• [Provided entries]:

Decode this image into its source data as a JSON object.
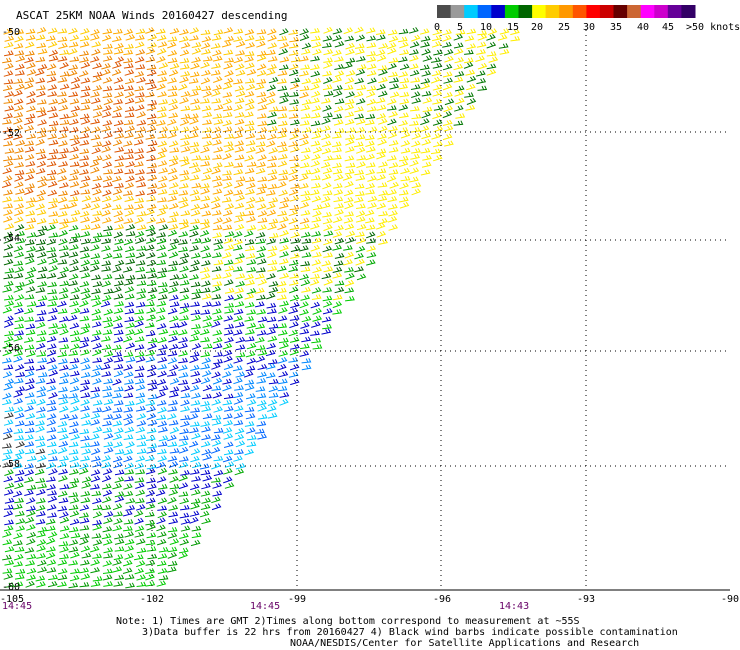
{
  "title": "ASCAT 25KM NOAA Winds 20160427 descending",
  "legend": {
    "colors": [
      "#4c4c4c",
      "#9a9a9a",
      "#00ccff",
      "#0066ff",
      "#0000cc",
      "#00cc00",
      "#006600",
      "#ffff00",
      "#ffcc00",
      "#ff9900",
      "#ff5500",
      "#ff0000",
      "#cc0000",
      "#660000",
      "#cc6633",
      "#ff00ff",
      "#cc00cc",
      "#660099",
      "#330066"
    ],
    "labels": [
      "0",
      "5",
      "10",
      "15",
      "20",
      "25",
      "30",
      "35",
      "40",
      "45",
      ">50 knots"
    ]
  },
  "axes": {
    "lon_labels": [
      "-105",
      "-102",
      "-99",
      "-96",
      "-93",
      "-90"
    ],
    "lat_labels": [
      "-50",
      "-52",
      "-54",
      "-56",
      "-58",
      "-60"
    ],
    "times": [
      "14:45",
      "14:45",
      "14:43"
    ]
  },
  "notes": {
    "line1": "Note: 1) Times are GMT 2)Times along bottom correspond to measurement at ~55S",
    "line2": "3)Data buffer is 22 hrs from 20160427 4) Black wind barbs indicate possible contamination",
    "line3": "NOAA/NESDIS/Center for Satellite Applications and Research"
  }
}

• [Exercise description]:
Working from the lines above, reproduce the material exactly and exclude its pictures.

• [Answer to the exercise]:
Decode this image into its source data as a JSON object.
{
  "title": "ASCAT 25KM NOAA Winds 20160427 descending",
  "legend": {
    "colors": [
      "#4c4c4c",
      "#9a9a9a",
      "#00ccff",
      "#0066ff",
      "#0000cc",
      "#00cc00",
      "#006600",
      "#ffff00",
      "#ffcc00",
      "#ff9900",
      "#ff5500",
      "#ff0000",
      "#cc0000",
      "#660000",
      "#cc6633",
      "#ff00ff",
      "#cc00cc",
      "#660099",
      "#330066"
    ],
    "labels": [
      "0",
      "5",
      "10",
      "15",
      "20",
      "25",
      "30",
      "35",
      "40",
      "45",
      ">50 knots"
    ]
  },
  "axes": {
    "lon_labels": [
      "-105",
      "-102",
      "-99",
      "-96",
      "-93",
      "-90"
    ],
    "lat_labels": [
      "-50",
      "-52",
      "-54",
      "-56",
      "-58",
      "-60"
    ],
    "times": [
      "14:45",
      "14:45",
      "14:43"
    ]
  },
  "notes": {
    "line1": "Note: 1) Times are GMT 2)Times along bottom correspond to measurement at ~55S",
    "line2": "3)Data buffer is 22 hrs from 20160427 4) Black wind barbs indicate possible contamination",
    "line3": "NOAA/NESDIS/Center for Satellite Applications and Research"
  }
}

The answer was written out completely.